(Items from a figure collection)
---*---

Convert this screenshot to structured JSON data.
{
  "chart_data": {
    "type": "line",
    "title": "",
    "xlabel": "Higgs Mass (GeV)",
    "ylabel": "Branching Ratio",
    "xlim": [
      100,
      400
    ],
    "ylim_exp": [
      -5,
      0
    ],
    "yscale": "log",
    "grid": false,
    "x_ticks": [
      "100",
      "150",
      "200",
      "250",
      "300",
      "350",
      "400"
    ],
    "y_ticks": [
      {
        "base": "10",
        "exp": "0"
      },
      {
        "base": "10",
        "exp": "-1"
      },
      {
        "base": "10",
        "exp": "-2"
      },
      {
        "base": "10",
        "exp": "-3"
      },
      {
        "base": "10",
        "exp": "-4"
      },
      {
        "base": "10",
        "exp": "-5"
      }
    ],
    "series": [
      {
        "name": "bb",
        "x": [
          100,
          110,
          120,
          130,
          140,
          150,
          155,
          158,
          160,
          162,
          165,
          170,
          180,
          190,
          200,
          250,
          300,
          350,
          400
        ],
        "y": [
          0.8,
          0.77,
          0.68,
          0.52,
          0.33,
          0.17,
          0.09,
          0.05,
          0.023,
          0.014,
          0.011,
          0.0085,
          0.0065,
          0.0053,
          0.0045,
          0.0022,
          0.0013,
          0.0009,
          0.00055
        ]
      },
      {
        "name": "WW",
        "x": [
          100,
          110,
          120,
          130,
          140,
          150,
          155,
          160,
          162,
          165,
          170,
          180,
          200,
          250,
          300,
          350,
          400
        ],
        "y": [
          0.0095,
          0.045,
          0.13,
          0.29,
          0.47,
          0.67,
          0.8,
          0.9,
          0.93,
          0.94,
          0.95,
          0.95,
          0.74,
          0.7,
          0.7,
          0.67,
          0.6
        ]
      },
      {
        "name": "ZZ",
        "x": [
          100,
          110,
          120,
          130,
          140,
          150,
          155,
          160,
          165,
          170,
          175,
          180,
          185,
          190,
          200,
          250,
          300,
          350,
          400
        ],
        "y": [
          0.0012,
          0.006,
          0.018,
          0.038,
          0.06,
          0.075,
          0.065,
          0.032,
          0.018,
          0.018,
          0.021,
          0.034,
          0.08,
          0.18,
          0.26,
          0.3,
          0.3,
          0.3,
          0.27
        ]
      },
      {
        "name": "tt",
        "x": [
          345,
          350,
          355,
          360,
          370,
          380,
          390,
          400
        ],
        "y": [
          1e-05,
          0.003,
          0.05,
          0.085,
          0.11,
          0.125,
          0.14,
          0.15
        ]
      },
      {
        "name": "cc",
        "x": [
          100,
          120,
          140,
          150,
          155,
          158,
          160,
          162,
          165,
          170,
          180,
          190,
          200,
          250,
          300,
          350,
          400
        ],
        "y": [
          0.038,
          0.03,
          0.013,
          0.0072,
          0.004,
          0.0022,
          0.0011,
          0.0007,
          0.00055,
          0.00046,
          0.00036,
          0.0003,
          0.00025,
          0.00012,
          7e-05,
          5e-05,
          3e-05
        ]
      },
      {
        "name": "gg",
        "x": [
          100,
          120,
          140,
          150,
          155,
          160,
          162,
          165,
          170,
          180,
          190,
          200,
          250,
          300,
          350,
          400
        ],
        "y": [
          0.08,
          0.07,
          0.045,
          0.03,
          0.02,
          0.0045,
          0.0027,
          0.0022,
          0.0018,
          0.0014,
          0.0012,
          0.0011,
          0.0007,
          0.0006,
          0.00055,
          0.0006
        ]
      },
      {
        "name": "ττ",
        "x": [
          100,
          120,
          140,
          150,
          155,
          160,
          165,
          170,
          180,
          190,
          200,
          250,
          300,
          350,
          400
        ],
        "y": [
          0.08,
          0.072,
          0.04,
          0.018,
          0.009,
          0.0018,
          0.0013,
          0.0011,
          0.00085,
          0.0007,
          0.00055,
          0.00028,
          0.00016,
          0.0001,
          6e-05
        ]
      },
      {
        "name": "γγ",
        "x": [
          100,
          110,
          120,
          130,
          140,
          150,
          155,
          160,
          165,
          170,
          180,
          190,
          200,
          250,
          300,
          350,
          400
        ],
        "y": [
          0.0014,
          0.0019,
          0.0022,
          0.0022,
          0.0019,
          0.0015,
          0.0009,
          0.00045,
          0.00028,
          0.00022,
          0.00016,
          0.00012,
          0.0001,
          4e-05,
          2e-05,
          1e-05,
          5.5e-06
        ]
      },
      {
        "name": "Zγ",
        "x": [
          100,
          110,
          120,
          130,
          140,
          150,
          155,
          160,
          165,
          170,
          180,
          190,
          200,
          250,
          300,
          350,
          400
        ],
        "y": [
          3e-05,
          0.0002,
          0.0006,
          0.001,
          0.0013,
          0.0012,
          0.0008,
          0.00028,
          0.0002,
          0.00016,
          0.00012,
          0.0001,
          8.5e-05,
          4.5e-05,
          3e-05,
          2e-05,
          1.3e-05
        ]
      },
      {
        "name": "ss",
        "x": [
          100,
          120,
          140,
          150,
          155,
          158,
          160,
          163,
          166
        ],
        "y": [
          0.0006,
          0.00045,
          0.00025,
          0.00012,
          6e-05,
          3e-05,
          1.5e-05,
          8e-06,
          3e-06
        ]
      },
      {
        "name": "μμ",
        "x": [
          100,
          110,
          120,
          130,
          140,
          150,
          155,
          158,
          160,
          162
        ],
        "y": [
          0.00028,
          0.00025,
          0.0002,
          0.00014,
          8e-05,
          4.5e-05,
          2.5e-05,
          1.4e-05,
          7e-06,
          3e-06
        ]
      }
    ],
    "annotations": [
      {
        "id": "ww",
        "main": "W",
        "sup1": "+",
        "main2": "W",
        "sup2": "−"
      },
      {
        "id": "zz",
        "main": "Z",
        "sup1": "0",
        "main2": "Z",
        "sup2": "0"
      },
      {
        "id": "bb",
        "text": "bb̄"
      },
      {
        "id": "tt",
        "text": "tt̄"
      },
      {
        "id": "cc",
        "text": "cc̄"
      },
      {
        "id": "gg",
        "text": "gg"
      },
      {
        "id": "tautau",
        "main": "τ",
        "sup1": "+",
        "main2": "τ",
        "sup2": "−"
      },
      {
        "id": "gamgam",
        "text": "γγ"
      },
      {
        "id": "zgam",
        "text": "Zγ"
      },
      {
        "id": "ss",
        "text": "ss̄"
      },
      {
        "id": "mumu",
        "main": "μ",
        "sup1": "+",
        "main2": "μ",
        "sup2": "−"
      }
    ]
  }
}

---*---

- _SET PROBLEM_:
Would you reproduce the material above in full, exactly as given?

- _EXERCISE OUTPUT_:
Convert this screenshot to structured JSON data.
{
  "chart_data": {
    "type": "line",
    "title": "",
    "xlabel": "Higgs Mass (GeV)",
    "ylabel": "Branching Ratio",
    "xlim": [
      100,
      400
    ],
    "ylim_exp": [
      -5,
      0
    ],
    "yscale": "log",
    "grid": false,
    "x_ticks": [
      "100",
      "150",
      "200",
      "250",
      "300",
      "350",
      "400"
    ],
    "y_ticks": [
      {
        "base": "10",
        "exp": "0"
      },
      {
        "base": "10",
        "exp": "-1"
      },
      {
        "base": "10",
        "exp": "-2"
      },
      {
        "base": "10",
        "exp": "-3"
      },
      {
        "base": "10",
        "exp": "-4"
      },
      {
        "base": "10",
        "exp": "-5"
      }
    ],
    "series": [
      {
        "name": "bb",
        "x": [
          100,
          110,
          120,
          130,
          140,
          150,
          155,
          158,
          160,
          162,
          165,
          170,
          180,
          190,
          200,
          250,
          300,
          350,
          400
        ],
        "y": [
          0.8,
          0.77,
          0.68,
          0.52,
          0.33,
          0.17,
          0.09,
          0.05,
          0.023,
          0.014,
          0.011,
          0.0085,
          0.0065,
          0.0053,
          0.0045,
          0.0022,
          0.0013,
          0.0009,
          0.00055
        ]
      },
      {
        "name": "WW",
        "x": [
          100,
          110,
          120,
          130,
          140,
          150,
          155,
          160,
          162,
          165,
          170,
          180,
          200,
          250,
          300,
          350,
          400
        ],
        "y": [
          0.0095,
          0.045,
          0.13,
          0.29,
          0.47,
          0.67,
          0.8,
          0.9,
          0.93,
          0.94,
          0.95,
          0.95,
          0.74,
          0.7,
          0.7,
          0.67,
          0.6
        ]
      },
      {
        "name": "ZZ",
        "x": [
          100,
          110,
          120,
          130,
          140,
          150,
          155,
          160,
          165,
          170,
          175,
          180,
          185,
          190,
          200,
          250,
          300,
          350,
          400
        ],
        "y": [
          0.0012,
          0.006,
          0.018,
          0.038,
          0.06,
          0.075,
          0.065,
          0.032,
          0.018,
          0.018,
          0.021,
          0.034,
          0.08,
          0.18,
          0.26,
          0.3,
          0.3,
          0.3,
          0.27
        ]
      },
      {
        "name": "tt",
        "x": [
          345,
          350,
          355,
          360,
          370,
          380,
          390,
          400
        ],
        "y": [
          1e-05,
          0.003,
          0.05,
          0.085,
          0.11,
          0.125,
          0.14,
          0.15
        ]
      },
      {
        "name": "cc",
        "x": [
          100,
          120,
          140,
          150,
          155,
          158,
          160,
          162,
          165,
          170,
          180,
          190,
          200,
          250,
          300,
          350,
          400
        ],
        "y": [
          0.038,
          0.03,
          0.013,
          0.0072,
          0.004,
          0.0022,
          0.0011,
          0.0007,
          0.00055,
          0.00046,
          0.00036,
          0.0003,
          0.00025,
          0.00012,
          7e-05,
          5e-05,
          3e-05
        ]
      },
      {
        "name": "gg",
        "x": [
          100,
          120,
          140,
          150,
          155,
          160,
          162,
          165,
          170,
          180,
          190,
          200,
          250,
          300,
          350,
          400
        ],
        "y": [
          0.08,
          0.07,
          0.045,
          0.03,
          0.02,
          0.0045,
          0.0027,
          0.0022,
          0.0018,
          0.0014,
          0.0012,
          0.0011,
          0.0007,
          0.0006,
          0.00055,
          0.0006
        ]
      },
      {
        "name": "ττ",
        "x": [
          100,
          120,
          140,
          150,
          155,
          160,
          165,
          170,
          180,
          190,
          200,
          250,
          300,
          350,
          400
        ],
        "y": [
          0.08,
          0.072,
          0.04,
          0.018,
          0.009,
          0.0018,
          0.0013,
          0.0011,
          0.00085,
          0.0007,
          0.00055,
          0.00028,
          0.00016,
          0.0001,
          6e-05
        ]
      },
      {
        "name": "γγ",
        "x": [
          100,
          110,
          120,
          130,
          140,
          150,
          155,
          160,
          165,
          170,
          180,
          190,
          200,
          250,
          300,
          350,
          400
        ],
        "y": [
          0.0014,
          0.0019,
          0.0022,
          0.0022,
          0.0019,
          0.0015,
          0.0009,
          0.00045,
          0.00028,
          0.00022,
          0.00016,
          0.00012,
          0.0001,
          4e-05,
          2e-05,
          1e-05,
          5.5e-06
        ]
      },
      {
        "name": "Zγ",
        "x": [
          100,
          110,
          120,
          130,
          140,
          150,
          155,
          160,
          165,
          170,
          180,
          190,
          200,
          250,
          300,
          350,
          400
        ],
        "y": [
          3e-05,
          0.0002,
          0.0006,
          0.001,
          0.0013,
          0.0012,
          0.0008,
          0.00028,
          0.0002,
          0.00016,
          0.00012,
          0.0001,
          8.5e-05,
          4.5e-05,
          3e-05,
          2e-05,
          1.3e-05
        ]
      },
      {
        "name": "ss",
        "x": [
          100,
          120,
          140,
          150,
          155,
          158,
          160,
          163,
          166
        ],
        "y": [
          0.0006,
          0.00045,
          0.00025,
          0.00012,
          6e-05,
          3e-05,
          1.5e-05,
          8e-06,
          3e-06
        ]
      },
      {
        "name": "μμ",
        "x": [
          100,
          110,
          120,
          130,
          140,
          150,
          155,
          158,
          160,
          162
        ],
        "y": [
          0.00028,
          0.00025,
          0.0002,
          0.00014,
          8e-05,
          4.5e-05,
          2.5e-05,
          1.4e-05,
          7e-06,
          3e-06
        ]
      }
    ],
    "annotations": [
      {
        "id": "ww",
        "main": "W",
        "sup1": "+",
        "main2": "W",
        "sup2": "−"
      },
      {
        "id": "zz",
        "main": "Z",
        "sup1": "0",
        "main2": "Z",
        "sup2": "0"
      },
      {
        "id": "bb",
        "text": "bb̄"
      },
      {
        "id": "tt",
        "text": "tt̄"
      },
      {
        "id": "cc",
        "text": "cc̄"
      },
      {
        "id": "gg",
        "text": "gg"
      },
      {
        "id": "tautau",
        "main": "τ",
        "sup1": "+",
        "main2": "τ",
        "sup2": "−"
      },
      {
        "id": "gamgam",
        "text": "γγ"
      },
      {
        "id": "zgam",
        "text": "Zγ"
      },
      {
        "id": "ss",
        "text": "ss̄"
      },
      {
        "id": "mumu",
        "main": "μ",
        "sup1": "+",
        "main2": "μ",
        "sup2": "−"
      }
    ]
  }
}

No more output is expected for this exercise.